-- WRITTEN REQUEST --
Write out the whole listing again, exactly.

(Data listing)
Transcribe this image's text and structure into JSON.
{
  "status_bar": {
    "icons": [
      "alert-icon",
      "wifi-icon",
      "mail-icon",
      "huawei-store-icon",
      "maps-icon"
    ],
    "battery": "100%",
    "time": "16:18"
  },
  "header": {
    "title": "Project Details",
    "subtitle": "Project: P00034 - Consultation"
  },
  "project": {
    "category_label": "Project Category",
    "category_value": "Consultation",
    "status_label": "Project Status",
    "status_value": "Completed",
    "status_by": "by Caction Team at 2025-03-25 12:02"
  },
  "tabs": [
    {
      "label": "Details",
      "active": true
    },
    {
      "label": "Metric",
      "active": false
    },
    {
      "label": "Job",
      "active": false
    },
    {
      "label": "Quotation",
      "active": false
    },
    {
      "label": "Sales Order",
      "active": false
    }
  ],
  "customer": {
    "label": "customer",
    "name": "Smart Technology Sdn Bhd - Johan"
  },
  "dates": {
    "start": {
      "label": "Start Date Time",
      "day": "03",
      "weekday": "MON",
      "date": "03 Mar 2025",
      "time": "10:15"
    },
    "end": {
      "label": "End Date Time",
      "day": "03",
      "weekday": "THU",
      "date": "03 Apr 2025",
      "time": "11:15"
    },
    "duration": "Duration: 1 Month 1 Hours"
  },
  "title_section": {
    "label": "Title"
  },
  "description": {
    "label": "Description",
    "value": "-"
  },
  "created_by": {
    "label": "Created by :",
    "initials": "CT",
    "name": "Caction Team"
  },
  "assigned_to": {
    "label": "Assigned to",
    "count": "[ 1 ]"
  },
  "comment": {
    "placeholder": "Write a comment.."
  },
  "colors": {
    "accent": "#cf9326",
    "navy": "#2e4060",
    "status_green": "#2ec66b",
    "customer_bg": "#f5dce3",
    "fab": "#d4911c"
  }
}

-- COMPLETE RESPONSE --
Transcribe this image's text and structure into JSON.
{
  "status_bar": {
    "icons": [
      "alert-icon",
      "wifi-icon",
      "mail-icon",
      "huawei-store-icon",
      "maps-icon"
    ],
    "battery": "100%",
    "time": "16:18"
  },
  "header": {
    "title": "Project Details",
    "subtitle": "Project: P00034 - Consultation"
  },
  "project": {
    "category_label": "Project Category",
    "category_value": "Consultation",
    "status_label": "Project Status",
    "status_value": "Completed",
    "status_by": "by Caction Team at 2025-03-25 12:02"
  },
  "tabs": [
    {
      "label": "Details",
      "active": true
    },
    {
      "label": "Metric",
      "active": false
    },
    {
      "label": "Job",
      "active": false
    },
    {
      "label": "Quotation",
      "active": false
    },
    {
      "label": "Sales Order",
      "active": false
    }
  ],
  "customer": {
    "label": "customer",
    "name": "Smart Technology Sdn Bhd - Johan"
  },
  "dates": {
    "start": {
      "label": "Start Date Time",
      "day": "03",
      "weekday": "MON",
      "date": "03 Mar 2025",
      "time": "10:15"
    },
    "end": {
      "label": "End Date Time",
      "day": "03",
      "weekday": "THU",
      "date": "03 Apr 2025",
      "time": "11:15"
    },
    "duration": "Duration: 1 Month 1 Hours"
  },
  "title_section": {
    "label": "Title"
  },
  "description": {
    "label": "Description",
    "value": "-"
  },
  "created_by": {
    "label": "Created by :",
    "initials": "CT",
    "name": "Caction Team"
  },
  "assigned_to": {
    "label": "Assigned to",
    "count": "[ 1 ]"
  },
  "comment": {
    "placeholder": "Write a comment.."
  },
  "colors": {
    "accent": "#cf9326",
    "navy": "#2e4060",
    "status_green": "#2ec66b",
    "customer_bg": "#f5dce3",
    "fab": "#d4911c"
  }
}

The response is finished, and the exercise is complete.